● Written task
Identify every line in the records below that contains the word "Alexand", and copy each of those lines.

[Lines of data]
## Start

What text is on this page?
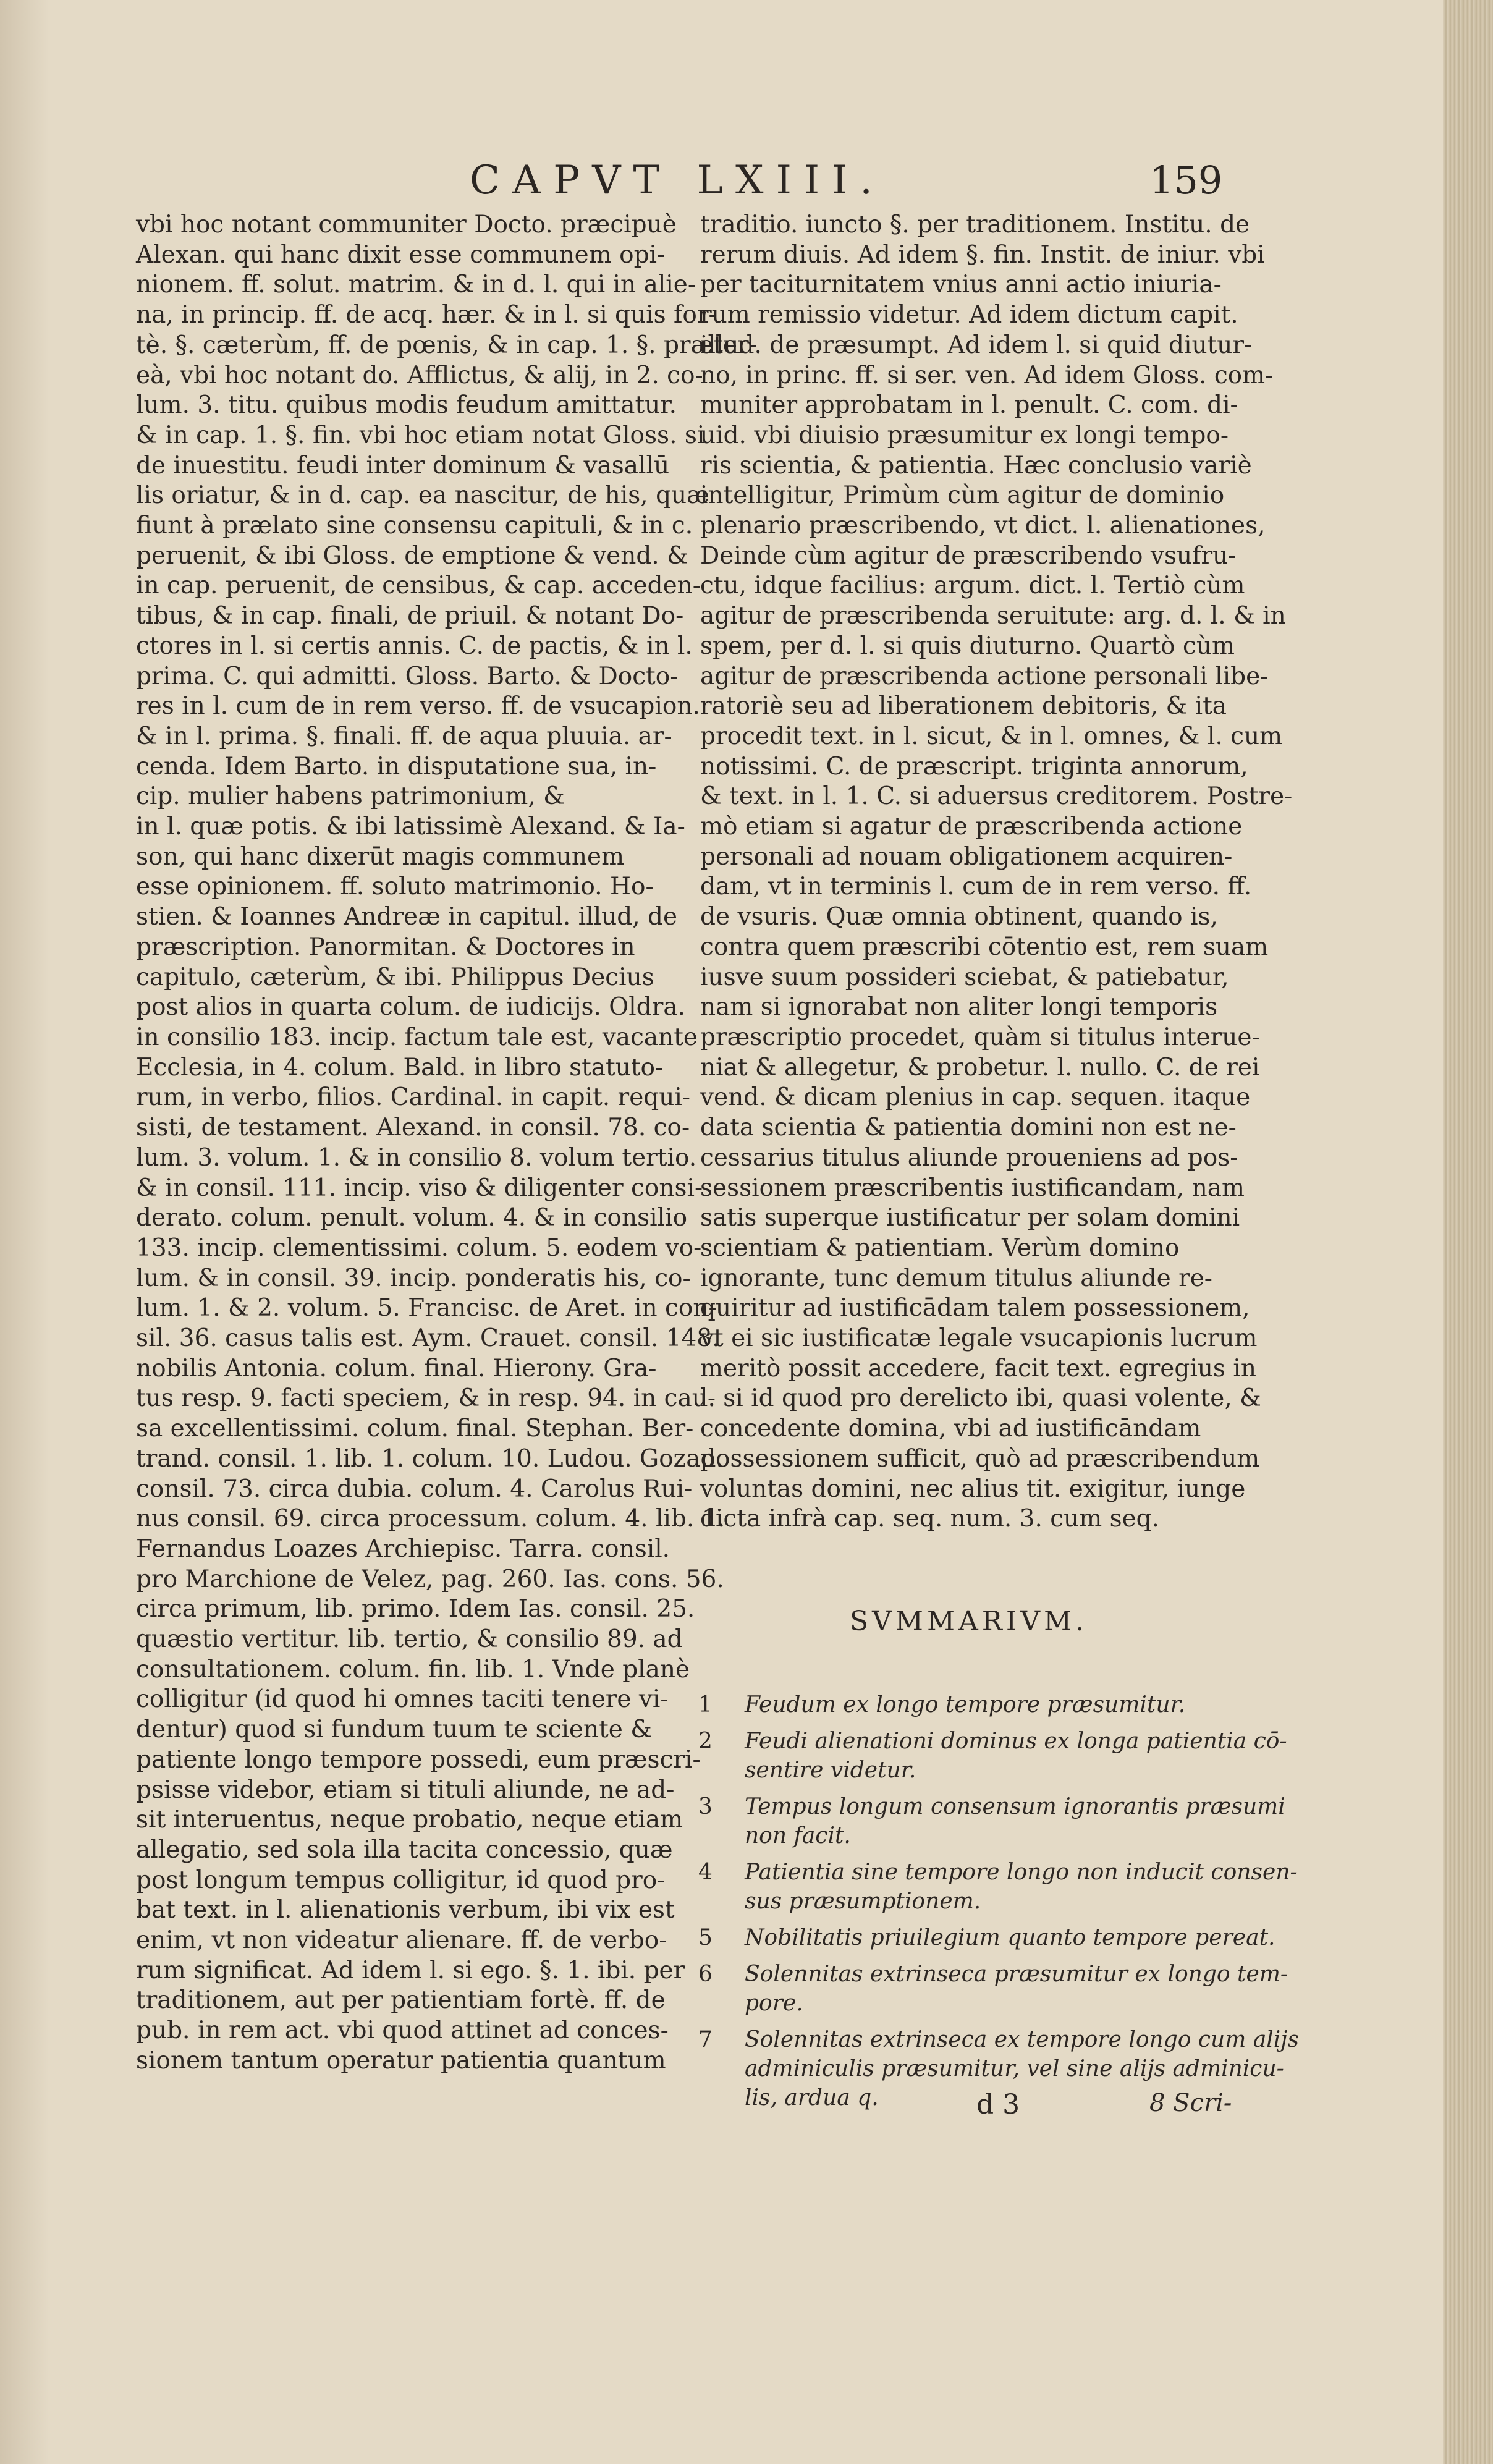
CAPVT LXIII.	159
vbi hoc notant communiter Docto. præcipuè
Alexan. qui hanc dixit esse communem opi-
nionem. ff. solut. matrim. & in d. l. qui in alie-
na, in princip. ff. de acq. hær. & in l. si quis for-
tè. §. cæterùm, ff. de pœnis, & in cap. 1. §. præter-
eà, vbi hoc notant do. Afflictus, & alij, in 2. co-
lum. 3. titu. quibus modis feudum amittatur.
& in cap. 1. §. fin. vbi hoc etiam notat Gloss. si
de inuestitu. feudi inter dominum & vasallū
lis oriatur, & in d. cap. ea nascitur, de his, quæ
fiunt à prælato sine consensu capituli, & in c.
peruenit, & ibi Gloss. de emptione & vend. &
in cap. peruenit, de censibus, & cap. acceden-
tibus, & in cap. finali, de priuil. & notant Do-
ctores in l. si certis annis. C. de pactis, & in l.
prima. C. qui admitti. Gloss. Barto. & Docto-
res in l. cum de in rem verso. ff. de vsucapion.
& in l. prima. §. finali. ff. de aqua pluuia. ar-
cenda. Idem Barto. in disputatione sua, in-
cip. mulier habens patrimonium, &
in l. quæ potis. & ibi latissimè Alexand. & Ia-
son, qui hanc dixerūt magis communem
esse opinionem. ff. soluto matrimonio. Ho-
stien. & Ioannes Andreæ in capitul. illud, de
præscription. Panormitan. & Doctores in
capitulo, cæterùm, & ibi. Philippus Decius
post alios in quarta colum. de iudicijs. Oldra.
in consilio 183. incip. factum tale est, vacante
Ecclesia, in 4. colum. Bald. in libro statuto-
rum, in verbo, filios. Cardinal. in capit. requi-
sisti, de testament. Alexand. in consil. 78. co-
lum. 3. volum. 1. & in consilio 8. volum tertio.
& in consil. 111. incip. viso & diligenter consi-
derato. colum. penult. volum. 4. & in consilio
133. incip. clementissimi. colum. 5. eodem vo-
lum. & in consil. 39. incip. ponderatis his, co-
lum. 1. & 2. volum. 5. Francisc. de Aret. in con-
sil. 36. casus talis est. Aym. Crauet. consil. 148.
nobilis Antonia. colum. final. Hierony. Gra-
tus resp. 9. facti speciem, & in resp. 94. in cau-
sa excellentissimi. colum. final. Stephan. Ber-
trand. consil. 1. lib. 1. colum. 10. Ludou. Gozad.
consil. 73. circa dubia. colum. 4. Carolus Rui-
nus consil. 69. circa processum. colum. 4. lib. 1.
Fernandus Loazes Archiepisc. Tarra. consil.
pro Marchione de Velez, pag. 260. Ias. cons. 56.
circa primum, lib. primo. Idem Ias. consil. 25.
quæstio vertitur. lib. tertio, & consilio 89. ad
consultationem. colum. fin. lib. 1. Vnde planè
colligitur (id quod hi omnes taciti tenere vi-
dentur) quod si fundum tuum te sciente &
patiente longo tempore possedi, eum præscri-
psisse videbor, etiam si tituli aliunde, ne ad-
sit interuentus, neque probatio, neque etiam
allegatio, sed sola illa tacita concessio, quæ
post longum tempus colligitur, id quod pro-
bat text. in l. alienationis verbum, ibi vix est
enim, vt non videatur alienare. ff. de verbo-
rum significat. Ad idem l. si ego. §. 1. ibi. per
traditionem, aut per patientiam fortè. ff. de
pub. in rem act. vbi quod attinet ad conces-
sionem tantum operatur patientia quantum
traditio. iuncto §. per traditionem. Institu. de
rerum diuis. Ad idem §. fin. Instit. de iniur. vbi
per taciturnitatem vnius anni actio iniuria-
rum remissio videtur. Ad idem dictum capit.
illud. de præsumpt. Ad idem l. si quid diutur-
no, in princ. ff. si ser. ven. Ad idem Gloss. com-
muniter approbatam in l. penult. C. com. di-
uid. vbi diuisio præsumitur ex longi tempo-
ris scientia, & patientia. Hæc conclusio variè
intelligitur, Primùm cùm agitur de dominio
plenario præscribendo, vt dict. l. alienationes,
Deinde cùm agitur de præscribendo vsufru-
ctu, idque facilius: argum. dict. l. Tertiò cùm
agitur de præscribenda seruitute: arg. d. l. & in
spem, per d. l. si quis diuturno. Quartò cùm
agitur de præscribenda actione personali libe-
ratoriè seu ad liberationem debitoris, & ita
procedit text. in l. sicut, & in l. omnes, & l. cum
notissimi. C. de præscript. triginta annorum,
& text. in l. 1. C. si aduersus creditorem. Postre-
mò etiam si agatur de præscribenda actione
personali ad nouam obligationem acquiren-
dam, vt in terminis l. cum de in rem verso. ff.
de vsuris. Quæ omnia obtinent, quando is,
contra quem præscribi cōtentio est, rem suam
iusve suum possideri sciebat, & patiebatur,
nam si ignorabat non aliter longi temporis
præscriptio procedet, quàm si titulus interue-
niat & allegetur, & probetur. l. nullo. C. de rei
vend. & dicam plenius in cap. sequen. itaque
data scientia & patientia domini non est ne-
cessarius titulus aliunde proueniens ad pos-
sessionem præscribentis iustificandam, nam
satis superque iustificatur per solam domini
scientiam & patientiam. Verùm domino
ignorante, tunc demum titulus aliunde re-
quiritur ad iustificādam talem possessionem,
vt ei sic iustificatæ legale vsucapionis lucrum
meritò possit accedere, facit text. egregius in
l. si id quod pro derelicto ibi, quasi volente, &
concedente domina, vbi ad iustificāndam
possessionem sufficit, quò ad præscribendum
voluntas domini, nec alius tit. exigitur, iunge
dicta infrà cap. seq. num. 3. cum seq.
SVMMARIVM.
1 Feudum ex longo tempore præsumitur.
2 Feudi alienationi dominus ex longa patientia cō-
sentire videtur.
3 Tempus longum consensum ignorantis præsumi
non facit.
4 Patientia sine tempore longo non inducit consen-
sus præsumptionem.
5 Nobilitatis priuilegium quanto tempore pereat.
6 Solennitas extrinseca præsumitur ex longo tem-
pore.
7 Solennitas extrinseca ex tempore longo cum alijs
adminiculis præsumitur, vel sine alijs adminicu-
lis, ardua q.	d 3	8 Scri-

## End

● Task answer
in l. quæ potis. & ibi latissimè Alexand. & Ia-
sisti, de testament. Alexand. in consil. 78. co-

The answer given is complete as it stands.